Records about charts and figures:
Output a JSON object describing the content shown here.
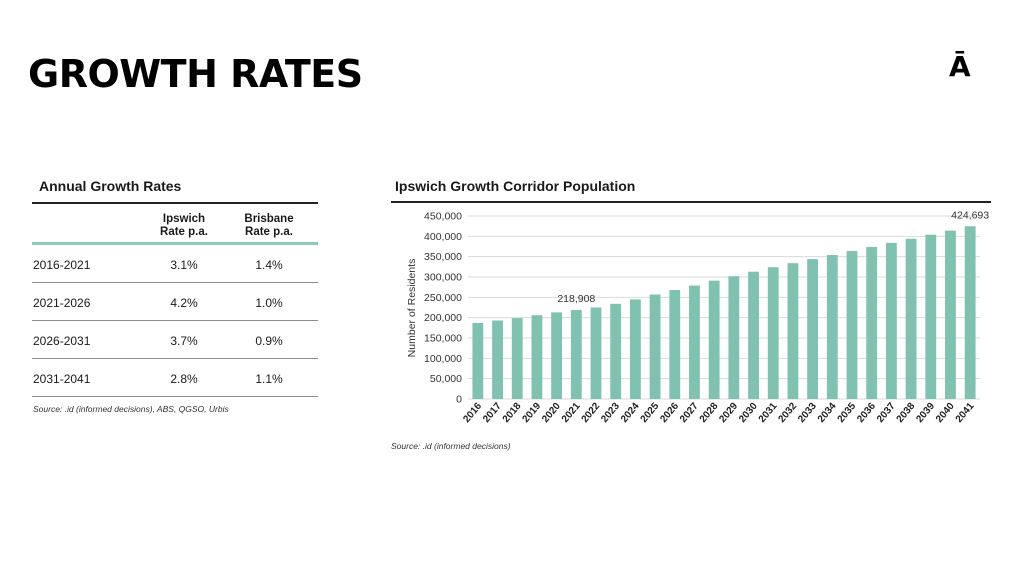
{
  "page": {
    "title": "GROWTH RATES",
    "logo": "Ā"
  },
  "table": {
    "title": "Annual Growth Rates",
    "headers": {
      "ipswich": [
        "Ipswich",
        "Rate p.a."
      ],
      "brisbane": [
        "Brisbane",
        "Rate p.a."
      ]
    },
    "rows": [
      {
        "period": "2016-2021",
        "ipswich": "3.1%",
        "brisbane": "1.4%"
      },
      {
        "period": "2021-2026",
        "ipswich": "4.2%",
        "brisbane": "1.0%"
      },
      {
        "period": "2026-2031",
        "ipswich": "3.7%",
        "brisbane": "0.9%"
      },
      {
        "period": "2031-2041",
        "ipswich": "2.8%",
        "brisbane": "1.1%"
      }
    ],
    "source": "Source: .id (informed decisions), ABS, QGSO, Urbis"
  },
  "chart_data": {
    "type": "bar",
    "title": "Ipswich Growth Corridor Population",
    "ylabel": "Number of Residents",
    "xlabel": "",
    "ylim": [
      0,
      450000
    ],
    "yticks": [
      0,
      50000,
      100000,
      150000,
      200000,
      250000,
      300000,
      350000,
      400000,
      450000
    ],
    "ytick_labels": [
      "0",
      "50,000",
      "100,000",
      "150,000",
      "200,000",
      "250,000",
      "300,000",
      "350,000",
      "400,000",
      "450,000"
    ],
    "categories": [
      "2016",
      "2017",
      "2018",
      "2019",
      "2020",
      "2021",
      "2022",
      "2023",
      "2024",
      "2025",
      "2026",
      "2027",
      "2028",
      "2029",
      "2030",
      "2031",
      "2032",
      "2033",
      "2034",
      "2035",
      "2036",
      "2037",
      "2038",
      "2039",
      "2040",
      "2041"
    ],
    "values": [
      187000,
      193000,
      199000,
      206000,
      213000,
      218908,
      225000,
      234000,
      245000,
      257000,
      268000,
      279000,
      291000,
      302000,
      313000,
      324000,
      334000,
      344000,
      354000,
      364000,
      374000,
      384000,
      394000,
      404000,
      414000,
      424693
    ],
    "data_labels": [
      {
        "category": "2021",
        "label": "218,908"
      },
      {
        "category": "2041",
        "label": "424,693"
      }
    ],
    "grid": true,
    "bar_color": "#7fc2b0",
    "source": "Source: .id (informed decisions)"
  }
}
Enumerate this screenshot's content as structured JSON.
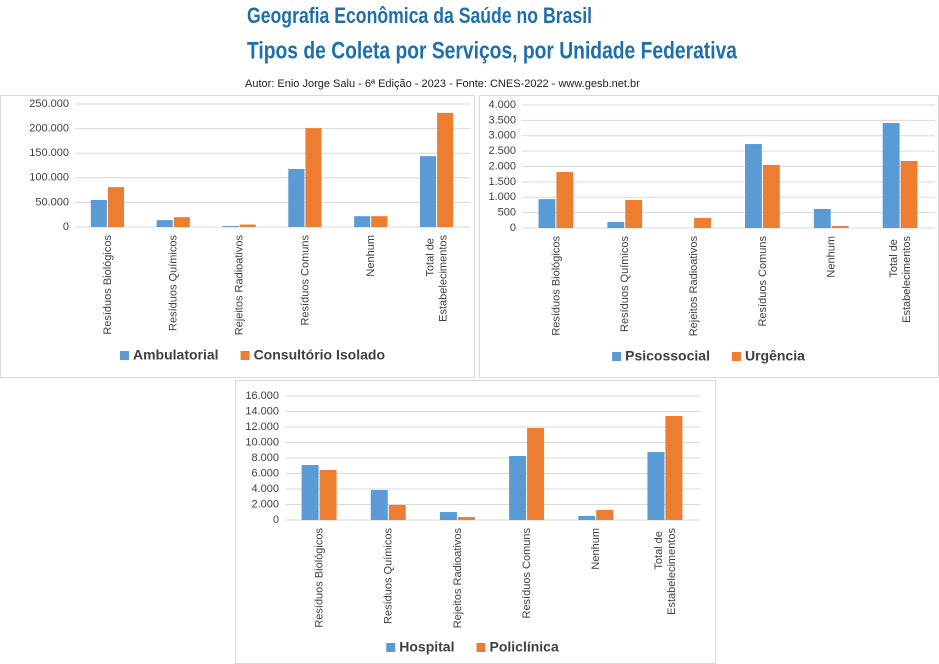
{
  "title": "Geografia Econômica da Saúde no Brasil",
  "subtitle": "Tipos de Coleta por Serviços, por Unidade Federativa",
  "author": "Autor: Enio Jorge Salu - 6ª Edição - 2023 - Fonte: CNES-2022 - www.gesb.net.br",
  "chart_data": [
    {
      "type": "bar",
      "categories": [
        "Resíduos Biológicos",
        "Resíduos Químicos",
        "Rejeitos Radioativos",
        "Resíduos Comuns",
        "Nenhum",
        "Total de Estabelecimentos"
      ],
      "series": [
        {
          "name": "Ambulatorial",
          "color": "#5b9bd5",
          "values": [
            55000,
            14000,
            2000,
            118000,
            22000,
            144000
          ]
        },
        {
          "name": "Consultório Isolado",
          "color": "#ed7d31",
          "values": [
            81000,
            20000,
            5000,
            201000,
            22000,
            232000
          ]
        }
      ],
      "ylim": [
        0,
        250000
      ],
      "yticks": [
        0,
        {
          "value": 50000,
          "label": "50.000"
        },
        {
          "value": 100000,
          "label": "100.000"
        },
        {
          "value": 150000,
          "label": "150.000"
        },
        {
          "value": 200000,
          "label": "200.000"
        },
        {
          "value": 250000,
          "label": "250.000"
        }
      ],
      "grid": true,
      "legend": "bottom"
    },
    {
      "type": "bar",
      "categories": [
        "Resíduos Biológicos",
        "Resíduos Químicos",
        "Rejeitos Radioativos",
        "Resíduos Comuns",
        "Nenhum",
        "Total de Estabelecimentos"
      ],
      "series": [
        {
          "name": "Psicossocial",
          "color": "#5b9bd5",
          "values": [
            940,
            195,
            0,
            2730,
            620,
            3415
          ]
        },
        {
          "name": "Urgência",
          "color": "#ed7d31",
          "values": [
            1820,
            910,
            325,
            2050,
            65,
            2180
          ]
        }
      ],
      "ylim": [
        0,
        4000
      ],
      "yticks": [
        0,
        500,
        {
          "value": 1000,
          "label": "1.000"
        },
        {
          "value": 1500,
          "label": "1.500"
        },
        {
          "value": 2000,
          "label": "2.000"
        },
        {
          "value": 2500,
          "label": "2.500"
        },
        {
          "value": 3000,
          "label": "3.000"
        },
        {
          "value": 3500,
          "label": "3.500"
        },
        {
          "value": 4000,
          "label": "4.000"
        }
      ],
      "grid": true,
      "legend": "bottom"
    },
    {
      "type": "bar",
      "categories": [
        "Resíduos Biológicos",
        "Resíduos Químicos",
        "Rejeitos Radioativos",
        "Resíduos Comuns",
        "Nenhum",
        "Total de Estabelecimentos"
      ],
      "series": [
        {
          "name": "Hospital",
          "color": "#5b9bd5",
          "values": [
            7100,
            3870,
            1030,
            8260,
            520,
            8770
          ]
        },
        {
          "name": "Policlínica",
          "color": "#ed7d31",
          "values": [
            6450,
            1940,
            390,
            11870,
            1290,
            13420
          ]
        }
      ],
      "ylim": [
        0,
        16000
      ],
      "yticks": [
        0,
        {
          "value": 2000,
          "label": "2.000"
        },
        {
          "value": 4000,
          "label": "4.000"
        },
        {
          "value": 6000,
          "label": "6.000"
        },
        {
          "value": 8000,
          "label": "8.000"
        },
        {
          "value": 10000,
          "label": "10.000"
        },
        {
          "value": 12000,
          "label": "12.000"
        },
        {
          "value": 14000,
          "label": "14.000"
        },
        {
          "value": 16000,
          "label": "16.000"
        }
      ],
      "grid": true,
      "legend": "bottom"
    }
  ]
}
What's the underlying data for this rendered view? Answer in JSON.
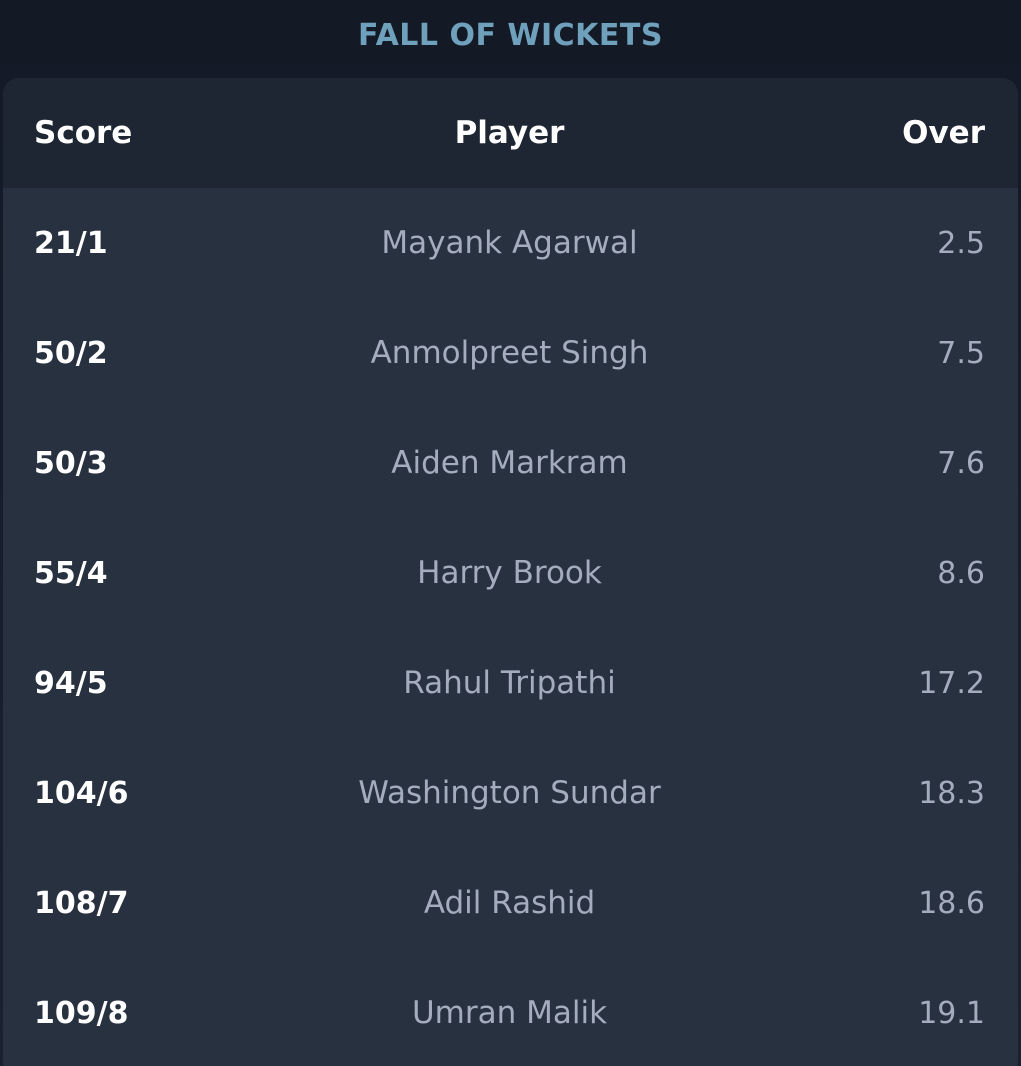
{
  "section": {
    "title": "FALL OF WICKETS"
  },
  "table": {
    "columns": {
      "score": "Score",
      "player": "Player",
      "over": "Over"
    },
    "rows": [
      {
        "score": "21/1",
        "player": "Mayank Agarwal",
        "over": "2.5"
      },
      {
        "score": "50/2",
        "player": "Anmolpreet Singh",
        "over": "7.5"
      },
      {
        "score": "50/3",
        "player": "Aiden Markram",
        "over": "7.6"
      },
      {
        "score": "55/4",
        "player": "Harry Brook",
        "over": "8.6"
      },
      {
        "score": "94/5",
        "player": "Rahul Tripathi",
        "over": "17.2"
      },
      {
        "score": "104/6",
        "player": "Washington Sundar",
        "over": "18.3"
      },
      {
        "score": "108/7",
        "player": "Adil Rashid",
        "over": "18.6"
      },
      {
        "score": "109/8",
        "player": "Umran Malik",
        "over": "19.1"
      }
    ]
  },
  "colors": {
    "title": "#6fa1bd",
    "header_bg": "#1f2633",
    "row_bg": "#283140",
    "page_bg": "#151b27",
    "muted_text": "#a4acbd"
  }
}
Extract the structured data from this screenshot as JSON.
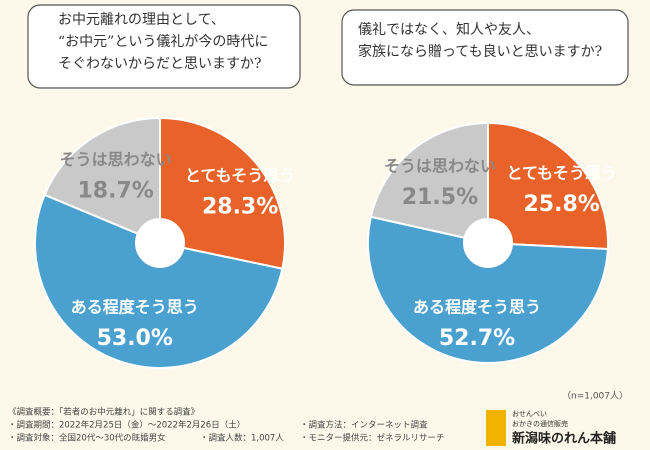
{
  "chart_data": [
    {
      "type": "pie",
      "title": [
        "お中元離れの理由として、",
        "“お中元”という儀礼が今の時代に",
        "そぐわないからだと思いますか?"
      ],
      "categories": [
        "とてもそう思う",
        "ある程度そう思う",
        "そうは思わない"
      ],
      "values": [
        28.3,
        53.0,
        18.7
      ],
      "value_labels": [
        "28.3%",
        "53.0%",
        "18.7%"
      ],
      "colors": [
        "#e8622a",
        "#4aa0cf",
        "#c9c9c9"
      ]
    },
    {
      "type": "pie",
      "title": [
        "儀礼ではなく、知人や友人、",
        "家族になら贈っても良いと思いますか?"
      ],
      "categories": [
        "とてもそう思う",
        "ある程度そう思う",
        "そうは思わない"
      ],
      "values": [
        25.8,
        52.7,
        21.5
      ],
      "value_labels": [
        "25.8%",
        "52.7%",
        "21.5%"
      ],
      "colors": [
        "#e8622a",
        "#4aa0cf",
        "#c9c9c9"
      ]
    }
  ],
  "sample": "（n=1,007人）",
  "notes": [
    "《調査概要：「若者のお中元離れ」に関する調査》",
    "・調査期間：2022年2月25日（金）～2022年2月26日（土）",
    "・調査対象：全国20代～30代の既婚男女",
    "・調査人数：1,007人",
    "・調査方法：インターネット調査",
    "・モニター提供元：ゼネラルリサーチ"
  ],
  "logo": [
    "おせんべい",
    "おかきの通信販売",
    "新潟味のれん本舗"
  ]
}
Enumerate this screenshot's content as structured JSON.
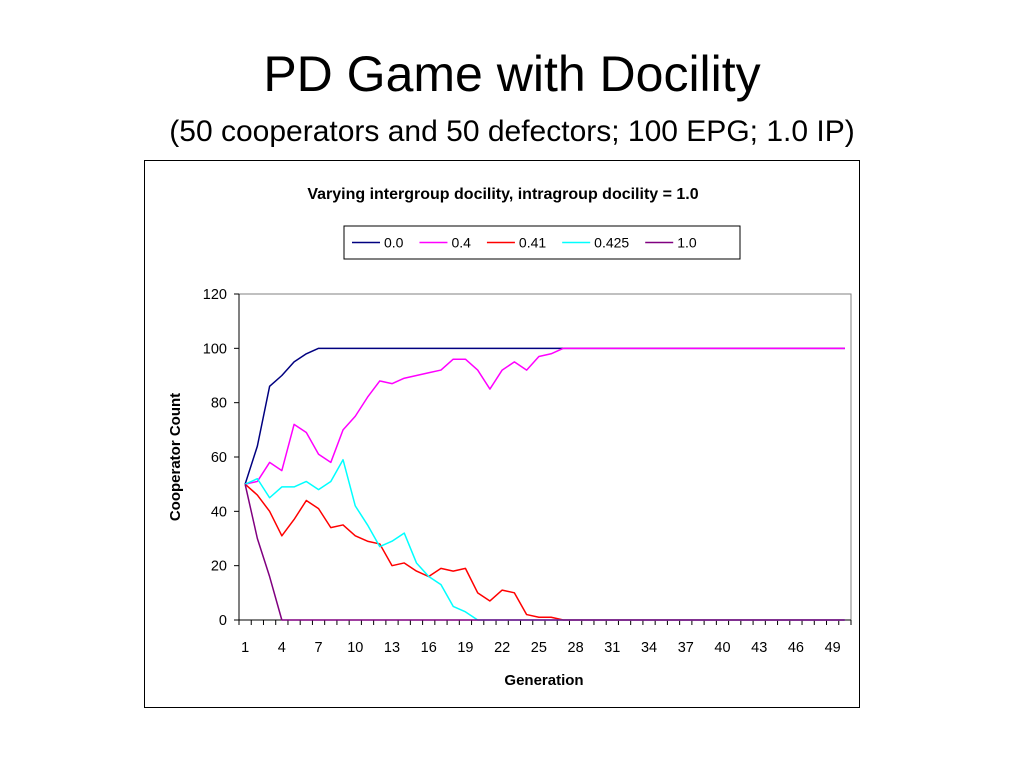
{
  "slide": {
    "title": "PD Game with Docility",
    "subtitle": "(50 cooperators and 50 defectors; 100 EPG; 1.0 IP)"
  },
  "chart_data": {
    "type": "line",
    "title": "Varying intergroup docility, intragroup docility = 1.0",
    "xlabel": "Generation",
    "ylabel": "Cooperator Count",
    "ylim": [
      0,
      120
    ],
    "yticks": [
      0,
      20,
      40,
      60,
      80,
      100,
      120
    ],
    "xlim": [
      1,
      50
    ],
    "x": [
      1,
      2,
      3,
      4,
      5,
      6,
      7,
      8,
      9,
      10,
      11,
      12,
      13,
      14,
      15,
      16,
      17,
      18,
      19,
      20,
      21,
      22,
      23,
      24,
      25,
      26,
      27,
      28,
      29,
      30,
      31,
      32,
      33,
      34,
      35,
      36,
      37,
      38,
      39,
      40,
      41,
      42,
      43,
      44,
      45,
      46,
      47,
      48,
      49,
      50
    ],
    "xtick_labels": [
      "1",
      "4",
      "7",
      "10",
      "13",
      "16",
      "19",
      "22",
      "25",
      "28",
      "31",
      "34",
      "37",
      "40",
      "43",
      "46",
      "49"
    ],
    "grid": false,
    "legend_position": "top",
    "series": [
      {
        "name": "0.0",
        "color": "#000080",
        "values": [
          50,
          64,
          86,
          90,
          95,
          98,
          100,
          100,
          100,
          100,
          100,
          100,
          100,
          100,
          100,
          100,
          100,
          100,
          100,
          100,
          100,
          100,
          100,
          100,
          100,
          100,
          100,
          100,
          100,
          100,
          100,
          100,
          100,
          100,
          100,
          100,
          100,
          100,
          100,
          100,
          100,
          100,
          100,
          100,
          100,
          100,
          100,
          100,
          100,
          100
        ]
      },
      {
        "name": "0.4",
        "color": "#ff00ff",
        "values": [
          50,
          51,
          58,
          55,
          72,
          69,
          61,
          58,
          70,
          75,
          82,
          88,
          87,
          89,
          90,
          91,
          92,
          96,
          96,
          92,
          85,
          92,
          95,
          92,
          97,
          98,
          100,
          100,
          100,
          100,
          100,
          100,
          100,
          100,
          100,
          100,
          100,
          100,
          100,
          100,
          100,
          100,
          100,
          100,
          100,
          100,
          100,
          100,
          100,
          100
        ]
      },
      {
        "name": "0.41",
        "color": "#ff0000",
        "values": [
          50,
          46,
          40,
          31,
          37,
          44,
          41,
          34,
          35,
          31,
          29,
          28,
          20,
          21,
          18,
          16,
          19,
          18,
          19,
          10,
          7,
          11,
          10,
          2,
          1,
          1,
          0,
          0,
          0,
          0,
          0,
          0,
          0,
          0,
          0,
          0,
          0,
          0,
          0,
          0,
          0,
          0,
          0,
          0,
          0,
          0,
          0,
          0,
          0,
          0
        ]
      },
      {
        "name": "0.425",
        "color": "#00ffff",
        "values": [
          50,
          52,
          45,
          49,
          49,
          51,
          48,
          51,
          59,
          42,
          35,
          27,
          29,
          32,
          21,
          16,
          13,
          5,
          3,
          0,
          0,
          0,
          0,
          0,
          0,
          0,
          0,
          0,
          0,
          0,
          0,
          0,
          0,
          0,
          0,
          0,
          0,
          0,
          0,
          0,
          0,
          0,
          0,
          0,
          0,
          0,
          0,
          0,
          0,
          0
        ]
      },
      {
        "name": "1.0",
        "color": "#800080",
        "values": [
          50,
          30,
          16,
          0,
          0,
          0,
          0,
          0,
          0,
          0,
          0,
          0,
          0,
          0,
          0,
          0,
          0,
          0,
          0,
          0,
          0,
          0,
          0,
          0,
          0,
          0,
          0,
          0,
          0,
          0,
          0,
          0,
          0,
          0,
          0,
          0,
          0,
          0,
          0,
          0,
          0,
          0,
          0,
          0,
          0,
          0,
          0,
          0,
          0,
          0
        ]
      }
    ]
  }
}
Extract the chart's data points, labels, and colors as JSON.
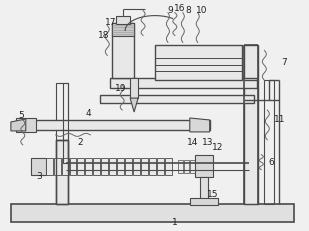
{
  "bg_color": "#f0f0f0",
  "line_color": "#4a4a4a",
  "label_color": "#222222",
  "figsize": [
    3.09,
    2.31
  ],
  "dpi": 100
}
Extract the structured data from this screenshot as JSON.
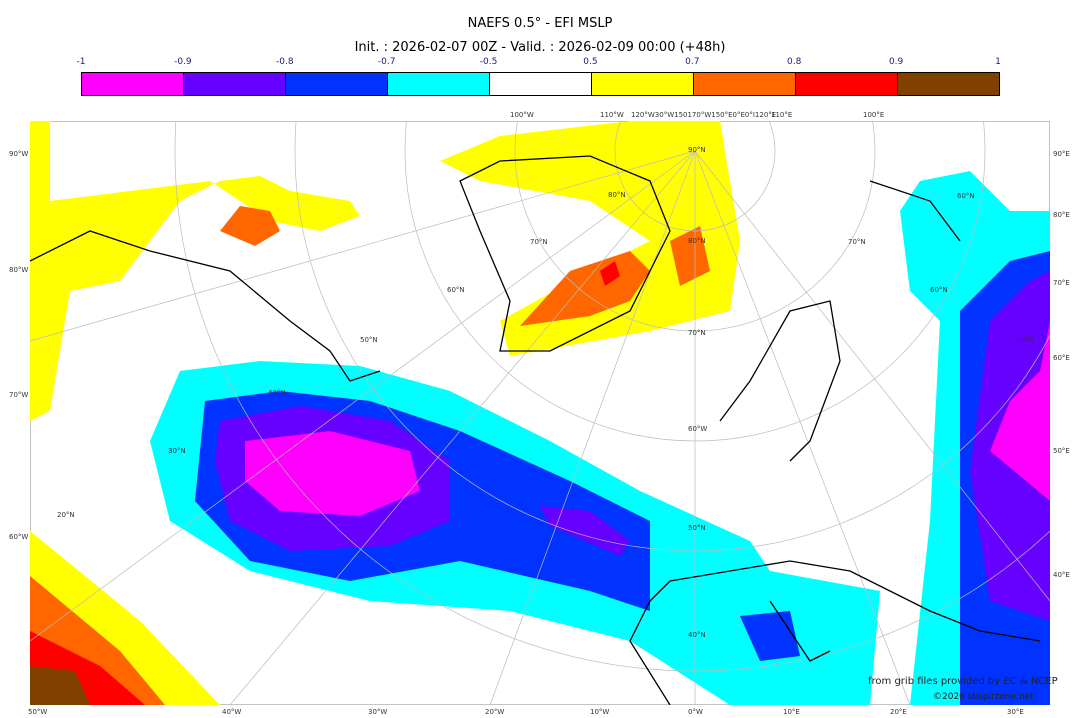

Given problem: Of the lines above, copy each that contains "over".

Task response:
      "over": "Over"
        "over": "2.5"
        "over": "7.5"
        "over": "7.6"
        "over": "8.6"
        "over": "17.2"
        "over": "18.3"
        "over": "18.6"
        "over": "19.1"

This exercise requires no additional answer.